▸ BRIEF
Repeat every record below exactly as it appears.

▸ GIVEN INFORMATION
┄┄┄┄┄┄┄┄┄┄

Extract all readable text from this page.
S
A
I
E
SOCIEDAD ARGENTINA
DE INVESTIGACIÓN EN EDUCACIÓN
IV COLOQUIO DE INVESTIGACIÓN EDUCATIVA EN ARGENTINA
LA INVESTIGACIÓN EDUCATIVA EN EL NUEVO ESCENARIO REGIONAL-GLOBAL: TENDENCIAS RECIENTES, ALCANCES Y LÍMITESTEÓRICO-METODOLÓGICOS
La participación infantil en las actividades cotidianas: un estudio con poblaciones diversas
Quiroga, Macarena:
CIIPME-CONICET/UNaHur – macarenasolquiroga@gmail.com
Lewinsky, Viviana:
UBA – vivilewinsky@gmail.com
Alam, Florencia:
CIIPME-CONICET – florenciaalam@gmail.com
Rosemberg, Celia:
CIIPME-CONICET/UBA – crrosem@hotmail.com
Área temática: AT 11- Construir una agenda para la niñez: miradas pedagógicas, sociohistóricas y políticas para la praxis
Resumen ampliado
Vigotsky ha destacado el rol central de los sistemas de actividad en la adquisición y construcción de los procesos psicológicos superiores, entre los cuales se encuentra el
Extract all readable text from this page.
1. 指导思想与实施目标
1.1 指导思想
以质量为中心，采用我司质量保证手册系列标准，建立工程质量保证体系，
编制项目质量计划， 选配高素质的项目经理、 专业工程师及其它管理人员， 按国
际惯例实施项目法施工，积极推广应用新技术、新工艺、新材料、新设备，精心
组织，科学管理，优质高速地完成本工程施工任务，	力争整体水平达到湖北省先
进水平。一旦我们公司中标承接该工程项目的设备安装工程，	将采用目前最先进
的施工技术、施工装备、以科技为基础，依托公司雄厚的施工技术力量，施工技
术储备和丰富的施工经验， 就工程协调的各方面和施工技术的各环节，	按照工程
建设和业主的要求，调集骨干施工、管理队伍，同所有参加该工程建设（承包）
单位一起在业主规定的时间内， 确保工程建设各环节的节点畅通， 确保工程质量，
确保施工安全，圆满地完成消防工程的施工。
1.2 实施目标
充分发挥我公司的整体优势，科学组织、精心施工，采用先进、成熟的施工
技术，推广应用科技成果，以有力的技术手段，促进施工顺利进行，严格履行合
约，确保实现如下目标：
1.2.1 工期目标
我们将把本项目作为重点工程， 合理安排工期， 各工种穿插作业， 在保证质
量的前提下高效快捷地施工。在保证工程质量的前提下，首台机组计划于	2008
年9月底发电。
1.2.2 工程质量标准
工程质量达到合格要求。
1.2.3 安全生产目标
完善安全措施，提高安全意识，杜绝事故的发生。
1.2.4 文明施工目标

┄┄┄┄┄┄┄┄┄┄

▸ THE OUTPUT
Extract all readable text from this page.
S
A
I
E
SOCIEDAD ARGENTINA
DE INVESTIGACIÓN EN EDUCACIÓN
IV COLOQUIO DE INVESTIGACIÓN EDUCATIVA EN ARGENTINA
LA INVESTIGACIÓN EDUCATIVA EN EL NUEVO ESCENARIO REGIONAL-GLOBAL: TENDENCIAS RECIENTES, ALCANCES Y LÍMITESTEÓRICO-METODOLÓGICOS
La participación infantil en las actividades cotidianas: un estudio con poblaciones diversas
Quiroga, Macarena:
CIIPME-CONICET/UNaHur – macarenasolquiroga@gmail.com
Lewinsky, Viviana:
UBA – vivilewinsky@gmail.com
Alam, Florencia:
CIIPME-CONICET – florenciaalam@gmail.com
Rosemberg, Celia:
CIIPME-CONICET/UBA – crrosem@hotmail.com
Área temática: AT 11- Construir una agenda para la niñez: miradas pedagógicas, sociohistóricas y políticas para la praxis
Resumen ampliado
Vigotsky ha destacado el rol central de los sistemas de actividad en la adquisición y construcción de los procesos psicológicos superiores, entre los cuales se encuentra el
Extract all readable text from this page.
1. 指导思想与实施目标
1.1 指导思想
以质量为中心，采用我司质量保证手册系列标准，建立工程质量保证体系，
编制项目质量计划， 选配高素质的项目经理、 专业工程师及其它管理人员， 按国
际惯例实施项目法施工，积极推广应用新技术、新工艺、新材料、新设备，精心
组织，科学管理，优质高速地完成本工程施工任务，	力争整体水平达到湖北省先
进水平。一旦我们公司中标承接该工程项目的设备安装工程，	将采用目前最先进
的施工技术、施工装备、以科技为基础，依托公司雄厚的施工技术力量，施工技
术储备和丰富的施工经验， 就工程协调的各方面和施工技术的各环节，	按照工程
建设和业主的要求，调集骨干施工、管理队伍，同所有参加该工程建设（承包）
单位一起在业主规定的时间内， 确保工程建设各环节的节点畅通， 确保工程质量，
确保施工安全，圆满地完成消防工程的施工。
1.2 实施目标
充分发挥我公司的整体优势，科学组织、精心施工，采用先进、成熟的施工
技术，推广应用科技成果，以有力的技术手段，促进施工顺利进行，严格履行合
约，确保实现如下目标：
1.2.1 工期目标
我们将把本项目作为重点工程， 合理安排工期， 各工种穿插作业， 在保证质
量的前提下高效快捷地施工。在保证工程质量的前提下，首台机组计划于	2008
年9月底发电。
1.2.2 工程质量标准
工程质量达到合格要求。
1.2.3 安全生产目标
完善安全措施，提高安全意识，杜绝事故的发生。
1.2.4 文明施工目标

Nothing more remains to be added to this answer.